### Data excerpts
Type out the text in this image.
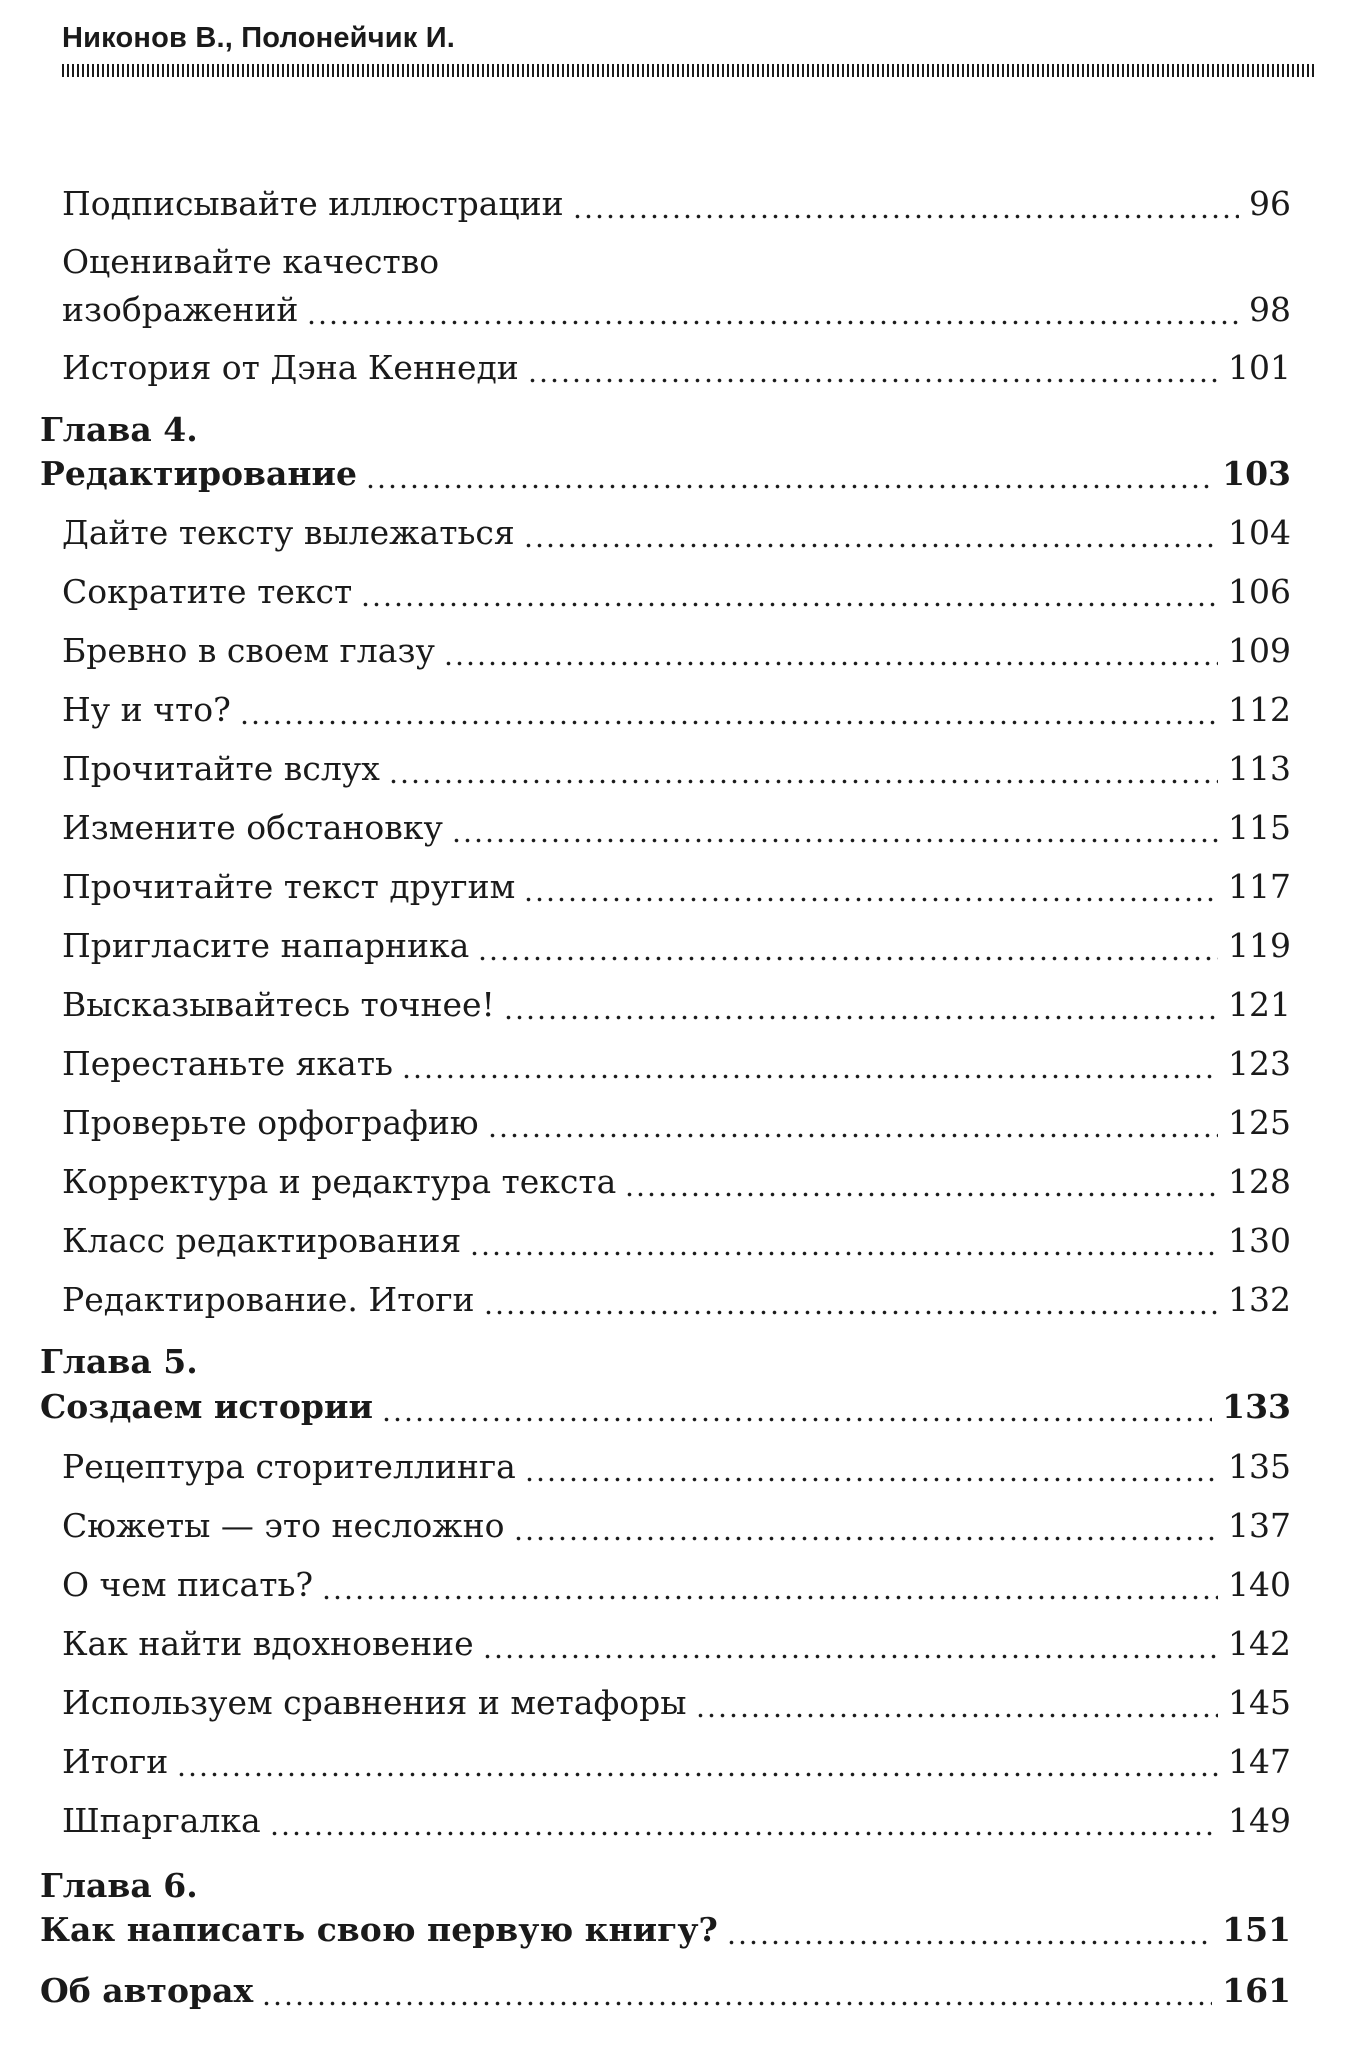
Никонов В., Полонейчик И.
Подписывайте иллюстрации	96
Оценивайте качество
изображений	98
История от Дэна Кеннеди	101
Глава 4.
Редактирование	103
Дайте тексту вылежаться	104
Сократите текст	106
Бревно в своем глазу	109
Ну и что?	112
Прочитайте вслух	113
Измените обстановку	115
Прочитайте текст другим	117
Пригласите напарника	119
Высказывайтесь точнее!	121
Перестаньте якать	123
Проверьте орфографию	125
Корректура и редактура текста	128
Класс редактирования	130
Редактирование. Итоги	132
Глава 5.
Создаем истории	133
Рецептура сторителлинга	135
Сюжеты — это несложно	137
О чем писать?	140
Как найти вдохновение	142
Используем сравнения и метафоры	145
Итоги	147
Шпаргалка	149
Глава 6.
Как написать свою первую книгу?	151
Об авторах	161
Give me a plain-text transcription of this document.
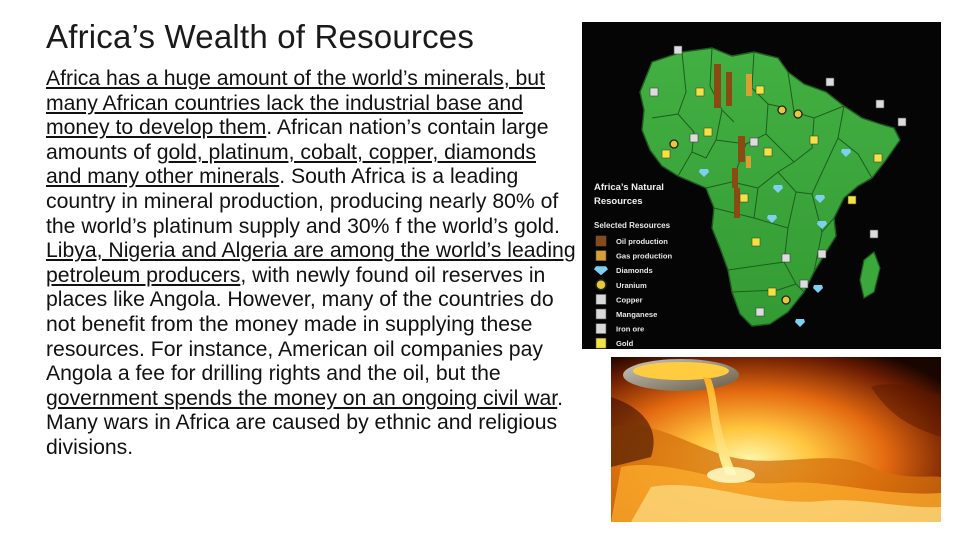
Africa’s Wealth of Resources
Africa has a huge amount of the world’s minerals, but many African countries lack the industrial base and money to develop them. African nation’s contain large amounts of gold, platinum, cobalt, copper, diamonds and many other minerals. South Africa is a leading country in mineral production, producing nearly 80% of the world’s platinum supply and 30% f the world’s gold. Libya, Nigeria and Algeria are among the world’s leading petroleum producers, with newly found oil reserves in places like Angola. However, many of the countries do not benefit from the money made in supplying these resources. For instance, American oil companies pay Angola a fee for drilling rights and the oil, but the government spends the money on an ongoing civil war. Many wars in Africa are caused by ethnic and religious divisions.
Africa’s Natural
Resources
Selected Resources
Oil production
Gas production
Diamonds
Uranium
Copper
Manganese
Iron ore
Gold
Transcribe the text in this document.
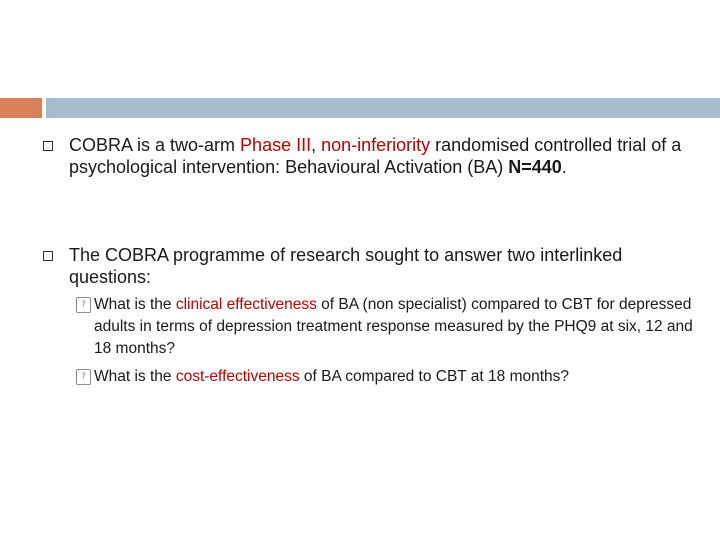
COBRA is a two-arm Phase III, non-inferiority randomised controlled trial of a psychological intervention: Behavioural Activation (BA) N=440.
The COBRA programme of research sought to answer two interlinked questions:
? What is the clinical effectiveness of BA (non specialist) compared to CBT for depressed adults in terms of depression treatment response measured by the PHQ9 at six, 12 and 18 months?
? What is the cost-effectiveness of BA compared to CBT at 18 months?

### Task requirements
Without including any pictures, please restate all the records exactly.

### Exercise response
Type out the text in this image.
Никонов В., Полонейчик И.
Подписывайте иллюстрации	96
Оценивайте качество
изображений	98
История от Дэна Кеннеди	101
Глава 4.
Редактирование	103
Дайте тексту вылежаться	104
Сократите текст	106
Бревно в своем глазу	109
Ну и что?	112
Прочитайте вслух	113
Измените обстановку	115
Прочитайте текст другим	117
Пригласите напарника	119
Высказывайтесь точнее!	121
Перестаньте якать	123
Проверьте орфографию	125
Корректура и редактура текста	128
Класс редактирования	130
Редактирование. Итоги	132
Глава 5.
Создаем истории	133
Рецептура сторителлинга	135
Сюжеты — это несложно	137
О чем писать?	140
Как найти вдохновение	142
Используем сравнения и метафоры	145
Итоги	147
Шпаргалка	149
Глава 6.
Как написать свою первую книгу?	151
Об авторах	161
Give me a plain-text transcription of this document.
Africa’s Wealth of Resources
Africa has a huge amount of the world’s minerals, but many African countries lack the industrial base and money to develop them. African nation’s contain large amounts of gold, platinum, cobalt, copper, diamonds and many other minerals. South Africa is a leading country in mineral production, producing nearly 80% of the world’s platinum supply and 30% f the world’s gold. Libya, Nigeria and Algeria are among the world’s leading petroleum producers, with newly found oil reserves in places like Angola. However, many of the countries do not benefit from the money made in supplying these resources. For instance, American oil companies pay Angola a fee for drilling rights and the oil, but the government spends the money on an ongoing civil war. Many wars in Africa are caused by ethnic and religious divisions.
Africa’s Natural
Resources
Selected Resources
Oil production
Gas production
Diamonds
Uranium
Copper
Manganese
Iron ore
Gold
Transcribe the text in this document.
COBRA is a two-arm Phase III, non-inferiority randomised controlled trial of a psychological intervention: Behavioural Activation (BA) N=440.
The COBRA programme of research sought to answer two interlinked questions:
? What is the clinical effectiveness of BA (non specialist) compared to CBT for depressed adults in terms of depression treatment response measured by the PHQ9 at six, 12 and 18 months?
? What is the cost-effectiveness of BA compared to CBT at 18 months?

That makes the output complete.